- Task to carry out: Would you copy only the lines below, beginning with the one that contains "Convert this document image to plain text." and running through the last entry line?

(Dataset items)
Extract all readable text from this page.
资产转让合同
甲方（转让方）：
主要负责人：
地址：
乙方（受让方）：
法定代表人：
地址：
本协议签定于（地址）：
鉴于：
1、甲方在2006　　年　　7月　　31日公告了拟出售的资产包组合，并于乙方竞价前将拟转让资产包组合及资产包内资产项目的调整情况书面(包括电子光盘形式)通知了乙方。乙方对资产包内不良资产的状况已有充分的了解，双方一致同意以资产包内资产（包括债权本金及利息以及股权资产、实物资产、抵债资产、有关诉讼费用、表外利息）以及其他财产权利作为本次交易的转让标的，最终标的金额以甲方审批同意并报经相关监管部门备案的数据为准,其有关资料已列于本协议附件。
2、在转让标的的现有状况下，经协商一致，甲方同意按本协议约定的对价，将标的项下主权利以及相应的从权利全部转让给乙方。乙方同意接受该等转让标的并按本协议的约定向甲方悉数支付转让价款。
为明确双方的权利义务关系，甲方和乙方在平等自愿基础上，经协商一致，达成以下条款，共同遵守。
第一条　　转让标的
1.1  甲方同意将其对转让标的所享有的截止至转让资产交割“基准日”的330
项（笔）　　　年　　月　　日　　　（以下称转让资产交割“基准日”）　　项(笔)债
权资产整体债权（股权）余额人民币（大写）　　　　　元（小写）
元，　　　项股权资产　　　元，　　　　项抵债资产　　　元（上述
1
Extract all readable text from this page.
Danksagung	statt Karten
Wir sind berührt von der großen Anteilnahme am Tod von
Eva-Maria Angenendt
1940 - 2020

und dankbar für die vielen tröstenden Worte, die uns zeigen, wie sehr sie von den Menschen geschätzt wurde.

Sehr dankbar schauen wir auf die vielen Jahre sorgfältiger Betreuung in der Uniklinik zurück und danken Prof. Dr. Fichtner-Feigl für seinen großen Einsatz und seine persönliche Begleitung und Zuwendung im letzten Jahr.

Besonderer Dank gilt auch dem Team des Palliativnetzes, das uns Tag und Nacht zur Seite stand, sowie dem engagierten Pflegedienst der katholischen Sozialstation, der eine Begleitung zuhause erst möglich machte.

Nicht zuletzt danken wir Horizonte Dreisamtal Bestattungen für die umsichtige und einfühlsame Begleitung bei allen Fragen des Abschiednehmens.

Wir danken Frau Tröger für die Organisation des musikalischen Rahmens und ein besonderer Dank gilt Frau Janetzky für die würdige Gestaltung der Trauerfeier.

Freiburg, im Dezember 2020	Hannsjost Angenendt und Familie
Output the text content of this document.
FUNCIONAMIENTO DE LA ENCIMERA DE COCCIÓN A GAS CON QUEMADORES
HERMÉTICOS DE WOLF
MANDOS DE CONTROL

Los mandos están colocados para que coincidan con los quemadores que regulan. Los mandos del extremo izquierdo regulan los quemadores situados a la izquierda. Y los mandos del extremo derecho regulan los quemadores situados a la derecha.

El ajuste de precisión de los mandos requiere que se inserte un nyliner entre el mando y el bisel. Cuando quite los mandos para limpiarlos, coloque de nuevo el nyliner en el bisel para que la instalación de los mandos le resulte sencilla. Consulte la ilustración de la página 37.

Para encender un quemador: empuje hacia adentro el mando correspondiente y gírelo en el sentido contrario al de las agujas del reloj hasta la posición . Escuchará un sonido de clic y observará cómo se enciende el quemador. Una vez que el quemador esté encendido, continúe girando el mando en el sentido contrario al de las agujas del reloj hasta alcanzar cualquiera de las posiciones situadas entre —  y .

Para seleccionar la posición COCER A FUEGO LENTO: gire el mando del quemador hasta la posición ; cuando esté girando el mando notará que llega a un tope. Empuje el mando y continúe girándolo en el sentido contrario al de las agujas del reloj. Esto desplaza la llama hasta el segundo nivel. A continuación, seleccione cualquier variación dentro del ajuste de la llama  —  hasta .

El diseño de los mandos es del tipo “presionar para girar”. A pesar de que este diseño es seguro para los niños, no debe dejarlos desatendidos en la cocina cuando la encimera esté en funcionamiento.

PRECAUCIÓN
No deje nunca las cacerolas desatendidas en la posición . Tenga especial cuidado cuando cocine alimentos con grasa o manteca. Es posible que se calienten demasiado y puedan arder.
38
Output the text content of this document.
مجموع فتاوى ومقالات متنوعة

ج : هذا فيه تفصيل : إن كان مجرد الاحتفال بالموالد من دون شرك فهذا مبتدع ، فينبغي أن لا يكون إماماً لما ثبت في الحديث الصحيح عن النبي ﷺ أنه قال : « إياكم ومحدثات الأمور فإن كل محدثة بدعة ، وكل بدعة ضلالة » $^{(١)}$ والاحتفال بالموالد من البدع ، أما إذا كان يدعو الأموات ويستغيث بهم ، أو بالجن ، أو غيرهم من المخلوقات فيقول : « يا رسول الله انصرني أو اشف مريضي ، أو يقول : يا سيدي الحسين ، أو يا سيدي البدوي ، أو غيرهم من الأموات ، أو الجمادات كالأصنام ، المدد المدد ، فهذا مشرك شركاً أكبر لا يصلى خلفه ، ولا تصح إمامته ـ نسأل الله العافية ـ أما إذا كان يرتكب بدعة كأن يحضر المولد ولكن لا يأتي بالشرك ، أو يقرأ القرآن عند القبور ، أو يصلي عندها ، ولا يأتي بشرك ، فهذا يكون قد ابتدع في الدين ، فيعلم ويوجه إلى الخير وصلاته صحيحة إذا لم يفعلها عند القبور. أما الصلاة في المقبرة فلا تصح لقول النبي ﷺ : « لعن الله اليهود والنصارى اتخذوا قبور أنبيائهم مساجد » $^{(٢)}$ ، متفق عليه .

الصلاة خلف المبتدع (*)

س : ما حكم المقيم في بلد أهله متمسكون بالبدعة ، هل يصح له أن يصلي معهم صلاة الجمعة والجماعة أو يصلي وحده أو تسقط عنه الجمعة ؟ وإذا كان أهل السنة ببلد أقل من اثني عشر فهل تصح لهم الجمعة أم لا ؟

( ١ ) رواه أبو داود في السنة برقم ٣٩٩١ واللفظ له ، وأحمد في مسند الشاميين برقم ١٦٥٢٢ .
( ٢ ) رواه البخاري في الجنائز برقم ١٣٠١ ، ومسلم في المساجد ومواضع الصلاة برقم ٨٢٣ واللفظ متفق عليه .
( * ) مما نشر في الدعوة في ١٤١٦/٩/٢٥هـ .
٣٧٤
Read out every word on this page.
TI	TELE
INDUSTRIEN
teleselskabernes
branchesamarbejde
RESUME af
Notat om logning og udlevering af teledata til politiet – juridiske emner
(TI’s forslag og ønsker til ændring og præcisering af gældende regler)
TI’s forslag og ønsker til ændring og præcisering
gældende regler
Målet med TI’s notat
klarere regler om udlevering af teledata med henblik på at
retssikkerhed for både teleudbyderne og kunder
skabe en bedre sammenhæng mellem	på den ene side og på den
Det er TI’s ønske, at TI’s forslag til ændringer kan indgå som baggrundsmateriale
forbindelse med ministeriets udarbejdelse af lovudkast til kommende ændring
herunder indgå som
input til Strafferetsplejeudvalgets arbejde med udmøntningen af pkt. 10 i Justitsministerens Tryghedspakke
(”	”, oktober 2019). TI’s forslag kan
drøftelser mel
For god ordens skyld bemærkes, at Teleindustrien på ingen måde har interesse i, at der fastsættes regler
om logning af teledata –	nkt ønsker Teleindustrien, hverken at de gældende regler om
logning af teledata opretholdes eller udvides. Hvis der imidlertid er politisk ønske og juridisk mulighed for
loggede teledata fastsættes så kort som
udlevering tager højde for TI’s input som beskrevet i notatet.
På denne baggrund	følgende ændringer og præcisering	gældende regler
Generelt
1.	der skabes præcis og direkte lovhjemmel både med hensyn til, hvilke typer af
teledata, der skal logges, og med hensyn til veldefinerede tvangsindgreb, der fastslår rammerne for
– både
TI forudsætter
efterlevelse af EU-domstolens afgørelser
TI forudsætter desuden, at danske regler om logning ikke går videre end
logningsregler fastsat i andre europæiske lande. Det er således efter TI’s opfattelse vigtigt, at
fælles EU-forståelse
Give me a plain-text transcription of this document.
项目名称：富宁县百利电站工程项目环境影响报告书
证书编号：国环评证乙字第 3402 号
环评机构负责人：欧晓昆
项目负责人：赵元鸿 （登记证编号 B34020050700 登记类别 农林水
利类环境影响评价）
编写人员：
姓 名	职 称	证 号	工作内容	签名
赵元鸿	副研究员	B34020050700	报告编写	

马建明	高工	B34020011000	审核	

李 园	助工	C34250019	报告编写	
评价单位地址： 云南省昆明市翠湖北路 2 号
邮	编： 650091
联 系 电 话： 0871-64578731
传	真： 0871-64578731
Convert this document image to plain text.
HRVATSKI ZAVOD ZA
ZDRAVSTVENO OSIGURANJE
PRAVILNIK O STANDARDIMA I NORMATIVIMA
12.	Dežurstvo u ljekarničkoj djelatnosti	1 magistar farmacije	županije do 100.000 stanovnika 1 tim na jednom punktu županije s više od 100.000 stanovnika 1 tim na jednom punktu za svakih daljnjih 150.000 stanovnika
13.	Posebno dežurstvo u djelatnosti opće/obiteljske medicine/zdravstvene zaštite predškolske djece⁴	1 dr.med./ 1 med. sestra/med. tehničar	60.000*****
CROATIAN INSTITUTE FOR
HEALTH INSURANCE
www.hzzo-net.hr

- Response:
Convert this document image to plain text.
HRVATSKI ZAVOD ZA
ZDRAVSTVENO OSIGURANJE
PRAVILNIK O STANDARDIMA I NORMATIVIMA
12.	Dežurstvo u ljekarničkoj djelatnosti	1 magistar farmacije	županije do 100.000 stanovnika 1 tim na jednom punktu županije s više od 100.000 stanovnika 1 tim na jednom punktu za svakih daljnjih 150.000 stanovnika
13.	Posebno dežurstvo u djelatnosti opće/obiteljske medicine/zdravstvene zaštite predškolske djece⁴	1 dr.med./ 1 med. sestra/med. tehničar	60.000*****
CROATIAN INSTITUTE FOR
HEALTH INSURANCE
www.hzzo-net.hr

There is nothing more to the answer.